* YOUR INSTRUCTIONS
Please retype the data in full and exactly; the pictures are not part of the copy.

>>>>>

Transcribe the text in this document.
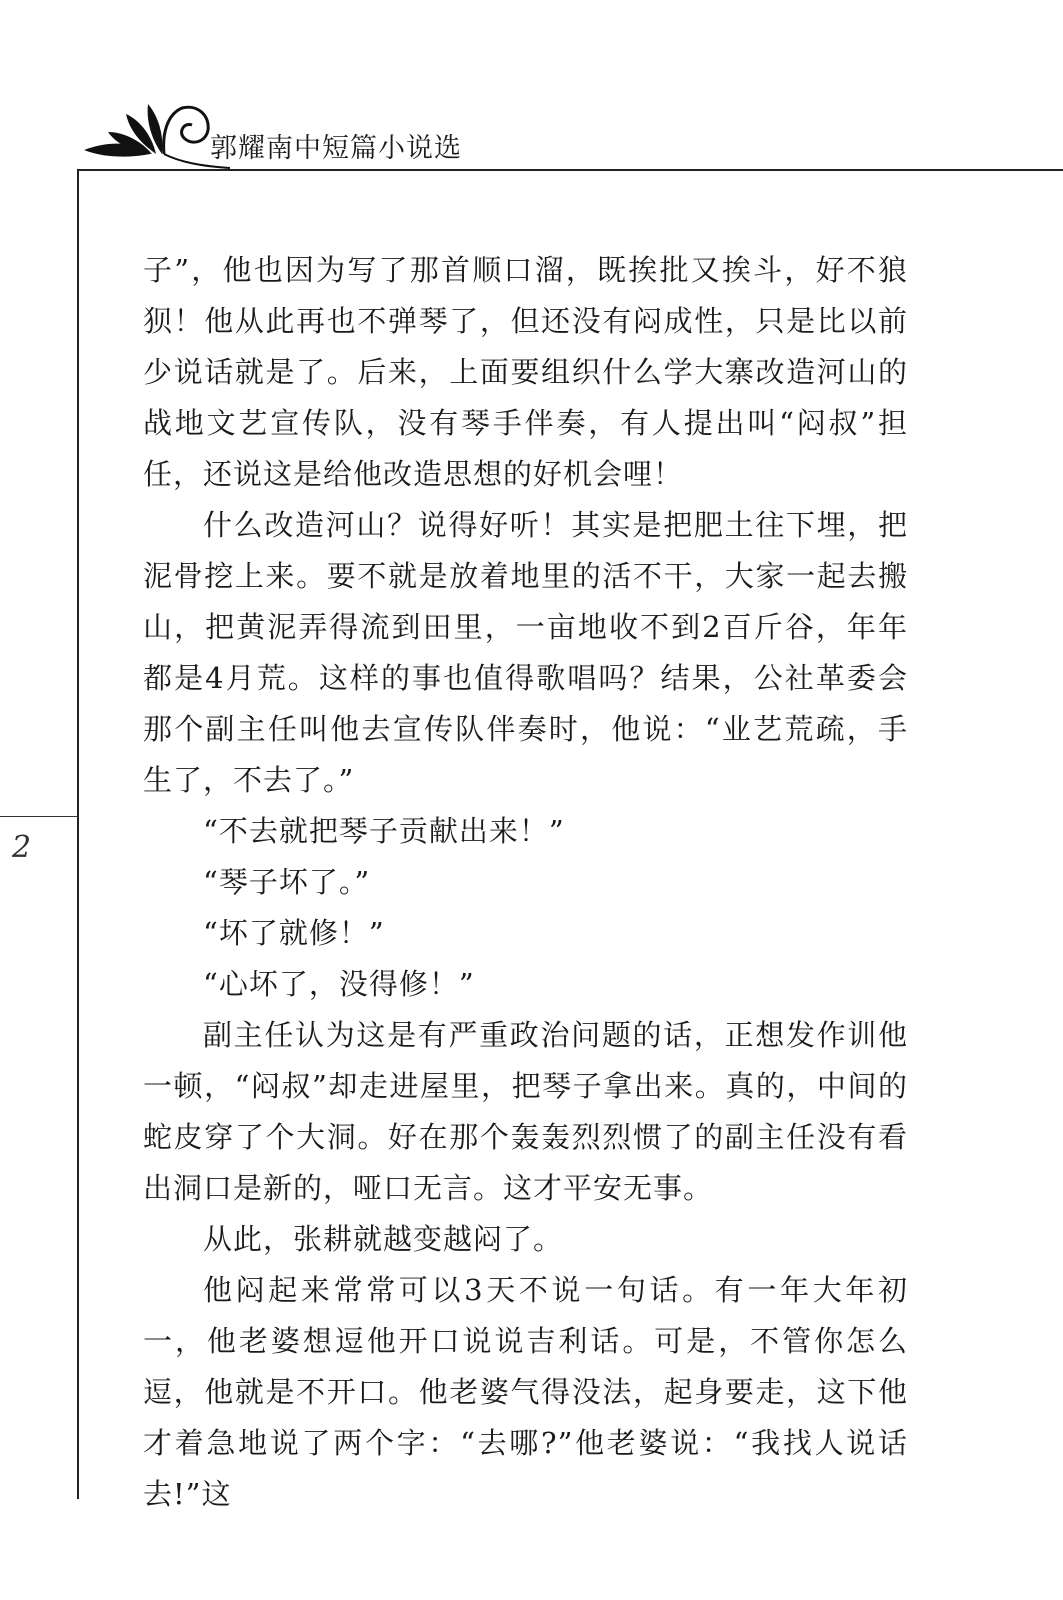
郭耀南中短篇小说选
2

子”，他也因为写了那首顺口溜，既挨批又挨斗，好不狼狈！他从此再也不弹琴了，但还没有闷成性，只是比以前少说话就是了。后来，上面要组织什么学大寨改造河山的战地文艺宣传队，没有琴手伴奏，有人提出叫“闷叔”担任，还说这是给他改造思想的好机会哩！

什么改造河山？说得好听！其实是把肥土往下埋，把泥骨挖上来。要不就是放着地里的活不干，大家一起去搬山，把黄泥弄得流到田里，一亩地收不到2百斤谷，年年都是4月荒。这样的事也值得歌唱吗？结果，公社革委会那个副主任叫他去宣传队伴奏时，他说：“业艺荒疏，手生了，不去了。”

“不去就把琴子贡献出来！”

“琴子坏了。”

“坏了就修！”

“心坏了，没得修！”

副主任认为这是有严重政治问题的话，正想发作训他一顿，“闷叔”却走进屋里，把琴子拿出来。真的，中间的蛇皮穿了个大洞。好在那个轰轰烈烈惯了的副主任没有看出洞口是新的，哑口无言。这才平安无事。

从此，张耕就越变越闷了。

他闷起来常常可以3天不说一句话。有一年大年初一，他老婆想逗他开口说说吉利话。可是，不管你怎么逗，他就是不开口。他老婆气得没法，起身要走，这下他才着急地说了两个字：“去哪?”他老婆说：“我找人说话去!”这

<<<<<

* FINAL RESULT
Transcribe the text in this document.
郭耀南中短篇小说选
2

子”，他也因为写了那首顺口溜，既挨批又挨斗，好不狼狈！他从此再也不弹琴了，但还没有闷成性，只是比以前少说话就是了。后来，上面要组织什么学大寨改造河山的战地文艺宣传队，没有琴手伴奏，有人提出叫“闷叔”担任，还说这是给他改造思想的好机会哩！

什么改造河山？说得好听！其实是把肥土往下埋，把泥骨挖上来。要不就是放着地里的活不干，大家一起去搬山，把黄泥弄得流到田里，一亩地收不到2百斤谷，年年都是4月荒。这样的事也值得歌唱吗？结果，公社革委会那个副主任叫他去宣传队伴奏时，他说：“业艺荒疏，手生了，不去了。”

“不去就把琴子贡献出来！”

“琴子坏了。”

“坏了就修！”

“心坏了，没得修！”

副主任认为这是有严重政治问题的话，正想发作训他一顿，“闷叔”却走进屋里，把琴子拿出来。真的，中间的蛇皮穿了个大洞。好在那个轰轰烈烈惯了的副主任没有看出洞口是新的，哑口无言。这才平安无事。

从此，张耕就越变越闷了。

他闷起来常常可以3天不说一句话。有一年大年初一，他老婆想逗他开口说说吉利话。可是，不管你怎么逗，他就是不开口。他老婆气得没法，起身要走，这下他才着急地说了两个字：“去哪?”他老婆说：“我找人说话去!”这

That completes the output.